## DESCRIPTION OF THE TASK:
Go over the records and copy every line with the string "analysis".

§ §

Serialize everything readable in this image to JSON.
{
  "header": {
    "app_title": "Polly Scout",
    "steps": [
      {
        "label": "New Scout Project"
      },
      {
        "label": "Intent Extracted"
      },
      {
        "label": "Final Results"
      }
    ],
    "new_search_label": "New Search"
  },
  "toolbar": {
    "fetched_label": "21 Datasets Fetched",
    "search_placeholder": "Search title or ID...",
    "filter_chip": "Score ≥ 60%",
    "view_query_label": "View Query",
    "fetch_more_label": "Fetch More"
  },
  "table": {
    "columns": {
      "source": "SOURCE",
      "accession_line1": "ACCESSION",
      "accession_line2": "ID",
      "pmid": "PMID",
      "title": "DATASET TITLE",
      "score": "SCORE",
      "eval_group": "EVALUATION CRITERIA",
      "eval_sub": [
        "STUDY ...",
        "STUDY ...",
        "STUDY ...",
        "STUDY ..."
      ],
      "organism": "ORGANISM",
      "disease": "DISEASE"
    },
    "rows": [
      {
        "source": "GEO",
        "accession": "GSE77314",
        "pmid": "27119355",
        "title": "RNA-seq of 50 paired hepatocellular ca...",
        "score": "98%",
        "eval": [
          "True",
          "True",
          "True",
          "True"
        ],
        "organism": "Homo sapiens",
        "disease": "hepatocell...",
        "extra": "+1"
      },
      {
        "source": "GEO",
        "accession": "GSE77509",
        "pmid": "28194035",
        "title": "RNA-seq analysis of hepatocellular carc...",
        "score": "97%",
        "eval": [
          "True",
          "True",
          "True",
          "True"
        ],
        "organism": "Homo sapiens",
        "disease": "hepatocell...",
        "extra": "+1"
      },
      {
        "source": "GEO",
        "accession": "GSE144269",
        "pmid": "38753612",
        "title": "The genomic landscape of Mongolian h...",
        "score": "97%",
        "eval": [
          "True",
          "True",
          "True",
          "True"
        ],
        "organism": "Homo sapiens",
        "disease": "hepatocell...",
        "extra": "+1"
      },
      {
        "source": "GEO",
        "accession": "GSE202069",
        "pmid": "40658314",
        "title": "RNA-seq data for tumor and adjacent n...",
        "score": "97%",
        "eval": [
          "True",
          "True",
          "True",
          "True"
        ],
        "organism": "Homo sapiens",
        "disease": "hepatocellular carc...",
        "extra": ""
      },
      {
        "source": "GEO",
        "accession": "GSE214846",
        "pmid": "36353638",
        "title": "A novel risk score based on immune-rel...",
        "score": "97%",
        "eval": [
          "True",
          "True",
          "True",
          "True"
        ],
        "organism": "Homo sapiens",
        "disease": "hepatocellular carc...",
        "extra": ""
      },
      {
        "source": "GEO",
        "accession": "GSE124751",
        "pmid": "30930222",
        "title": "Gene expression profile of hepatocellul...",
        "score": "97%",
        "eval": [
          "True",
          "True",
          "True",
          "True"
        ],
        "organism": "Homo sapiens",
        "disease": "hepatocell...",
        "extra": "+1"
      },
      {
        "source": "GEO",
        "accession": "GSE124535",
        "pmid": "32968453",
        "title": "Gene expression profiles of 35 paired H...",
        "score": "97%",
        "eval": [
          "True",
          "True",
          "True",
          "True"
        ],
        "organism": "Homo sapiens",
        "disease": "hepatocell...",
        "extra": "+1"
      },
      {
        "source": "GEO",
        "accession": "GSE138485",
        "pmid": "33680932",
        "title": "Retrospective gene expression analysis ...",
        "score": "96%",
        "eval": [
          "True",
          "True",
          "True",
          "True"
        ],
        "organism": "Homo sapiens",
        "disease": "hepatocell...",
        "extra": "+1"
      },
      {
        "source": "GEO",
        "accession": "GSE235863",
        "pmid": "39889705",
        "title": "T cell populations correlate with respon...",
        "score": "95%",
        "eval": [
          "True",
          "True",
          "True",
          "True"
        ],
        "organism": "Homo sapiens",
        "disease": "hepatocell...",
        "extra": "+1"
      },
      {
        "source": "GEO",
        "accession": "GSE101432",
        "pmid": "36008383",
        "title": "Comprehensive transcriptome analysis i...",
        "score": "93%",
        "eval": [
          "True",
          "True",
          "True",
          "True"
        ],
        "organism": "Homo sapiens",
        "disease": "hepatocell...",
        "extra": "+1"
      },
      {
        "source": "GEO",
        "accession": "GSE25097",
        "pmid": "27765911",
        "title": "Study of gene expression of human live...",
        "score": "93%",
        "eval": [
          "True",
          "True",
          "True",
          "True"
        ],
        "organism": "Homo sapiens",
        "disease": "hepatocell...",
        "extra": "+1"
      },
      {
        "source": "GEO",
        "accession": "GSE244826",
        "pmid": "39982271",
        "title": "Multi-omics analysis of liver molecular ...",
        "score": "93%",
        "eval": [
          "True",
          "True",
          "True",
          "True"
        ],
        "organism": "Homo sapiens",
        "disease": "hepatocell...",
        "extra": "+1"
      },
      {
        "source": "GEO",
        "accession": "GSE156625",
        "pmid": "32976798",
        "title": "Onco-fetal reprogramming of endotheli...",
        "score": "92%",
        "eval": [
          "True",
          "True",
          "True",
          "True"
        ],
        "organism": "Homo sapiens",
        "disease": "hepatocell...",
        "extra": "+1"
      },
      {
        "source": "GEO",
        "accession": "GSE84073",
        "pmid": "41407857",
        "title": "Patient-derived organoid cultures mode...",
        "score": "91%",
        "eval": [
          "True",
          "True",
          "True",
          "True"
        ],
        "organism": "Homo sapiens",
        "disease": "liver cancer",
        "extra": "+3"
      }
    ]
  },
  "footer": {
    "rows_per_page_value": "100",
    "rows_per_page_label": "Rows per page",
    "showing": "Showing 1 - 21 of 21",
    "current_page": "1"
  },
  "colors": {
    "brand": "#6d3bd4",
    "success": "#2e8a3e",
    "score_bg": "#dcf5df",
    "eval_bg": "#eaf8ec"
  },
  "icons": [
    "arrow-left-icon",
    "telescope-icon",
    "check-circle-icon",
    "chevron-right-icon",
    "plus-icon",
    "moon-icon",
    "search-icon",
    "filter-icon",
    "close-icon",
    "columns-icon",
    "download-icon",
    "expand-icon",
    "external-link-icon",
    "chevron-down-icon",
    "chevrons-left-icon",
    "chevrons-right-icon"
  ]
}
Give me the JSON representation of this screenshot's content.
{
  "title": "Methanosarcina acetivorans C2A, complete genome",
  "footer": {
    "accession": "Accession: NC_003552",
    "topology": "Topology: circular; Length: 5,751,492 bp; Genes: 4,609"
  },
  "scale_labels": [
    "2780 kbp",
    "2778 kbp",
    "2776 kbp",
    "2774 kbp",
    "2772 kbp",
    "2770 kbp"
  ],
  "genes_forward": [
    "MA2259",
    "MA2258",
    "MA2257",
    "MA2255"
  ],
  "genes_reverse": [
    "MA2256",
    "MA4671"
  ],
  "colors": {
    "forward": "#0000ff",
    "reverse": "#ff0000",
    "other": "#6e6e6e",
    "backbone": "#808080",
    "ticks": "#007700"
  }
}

§ §

## YOUR RESPONSE:
        "title": "RNA-seq analysis of hepatocellular carc...",
        "title": "Retrospective gene expression analysis ...",
        "title": "Comprehensive transcriptome analysis i...",
        "title": "Multi-omics analysis of liver molecular ...",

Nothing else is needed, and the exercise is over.